GIVEN TASK
Restate the entries below word for word, omitting nothing.

───── PROVIDED RECORDS

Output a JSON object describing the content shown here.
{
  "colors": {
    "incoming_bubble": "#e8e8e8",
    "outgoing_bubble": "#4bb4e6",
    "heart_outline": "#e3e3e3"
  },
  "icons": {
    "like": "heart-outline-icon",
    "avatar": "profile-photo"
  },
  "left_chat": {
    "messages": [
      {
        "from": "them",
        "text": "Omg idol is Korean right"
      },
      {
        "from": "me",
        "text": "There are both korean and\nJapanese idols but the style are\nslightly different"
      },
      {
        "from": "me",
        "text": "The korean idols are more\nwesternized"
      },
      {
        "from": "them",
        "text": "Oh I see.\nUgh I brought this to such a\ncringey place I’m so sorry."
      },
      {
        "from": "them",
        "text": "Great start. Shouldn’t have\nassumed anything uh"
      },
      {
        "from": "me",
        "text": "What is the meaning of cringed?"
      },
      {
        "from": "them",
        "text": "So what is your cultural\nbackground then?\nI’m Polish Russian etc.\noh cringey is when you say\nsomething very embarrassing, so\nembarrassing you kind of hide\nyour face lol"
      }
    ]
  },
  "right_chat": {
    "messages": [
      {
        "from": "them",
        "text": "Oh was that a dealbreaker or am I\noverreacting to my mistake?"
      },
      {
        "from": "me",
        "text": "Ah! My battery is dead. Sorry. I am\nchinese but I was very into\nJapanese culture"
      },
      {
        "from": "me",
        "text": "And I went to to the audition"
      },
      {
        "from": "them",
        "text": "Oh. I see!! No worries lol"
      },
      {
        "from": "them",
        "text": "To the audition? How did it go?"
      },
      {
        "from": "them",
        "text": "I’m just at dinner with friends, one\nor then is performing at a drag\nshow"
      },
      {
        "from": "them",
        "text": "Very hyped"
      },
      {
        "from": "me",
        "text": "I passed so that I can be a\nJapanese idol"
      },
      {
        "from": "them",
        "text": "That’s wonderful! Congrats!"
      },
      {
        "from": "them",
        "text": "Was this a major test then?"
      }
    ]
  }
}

──────────

EXERCISE RESULT
Output a JSON object describing the content shown here.
{
  "colors": {
    "incoming_bubble": "#e8e8e8",
    "outgoing_bubble": "#4bb4e6",
    "heart_outline": "#e3e3e3"
  },
  "icons": {
    "like": "heart-outline-icon",
    "avatar": "profile-photo"
  },
  "left_chat": {
    "messages": [
      {
        "from": "them",
        "text": "Omg idol is Korean right"
      },
      {
        "from": "me",
        "text": "There are both korean and\nJapanese idols but the style are\nslightly different"
      },
      {
        "from": "me",
        "text": "The korean idols are more\nwesternized"
      },
      {
        "from": "them",
        "text": "Oh I see.\nUgh I brought this to such a\ncringey place I’m so sorry."
      },
      {
        "from": "them",
        "text": "Great start. Shouldn’t have\nassumed anything uh"
      },
      {
        "from": "me",
        "text": "What is the meaning of cringed?"
      },
      {
        "from": "them",
        "text": "So what is your cultural\nbackground then?\nI’m Polish Russian etc.\noh cringey is when you say\nsomething very embarrassing, so\nembarrassing you kind of hide\nyour face lol"
      }
    ]
  },
  "right_chat": {
    "messages": [
      {
        "from": "them",
        "text": "Oh was that a dealbreaker or am I\noverreacting to my mistake?"
      },
      {
        "from": "me",
        "text": "Ah! My battery is dead. Sorry. I am\nchinese but I was very into\nJapanese culture"
      },
      {
        "from": "me",
        "text": "And I went to to the audition"
      },
      {
        "from": "them",
        "text": "Oh. I see!! No worries lol"
      },
      {
        "from": "them",
        "text": "To the audition? How did it go?"
      },
      {
        "from": "them",
        "text": "I’m just at dinner with friends, one\nor then is performing at a drag\nshow"
      },
      {
        "from": "them",
        "text": "Very hyped"
      },
      {
        "from": "me",
        "text": "I passed so that I can be a\nJapanese idol"
      },
      {
        "from": "them",
        "text": "That’s wonderful! Congrats!"
      },
      {
        "from": "them",
        "text": "Was this a major test then?"
      }
    ]
  }
}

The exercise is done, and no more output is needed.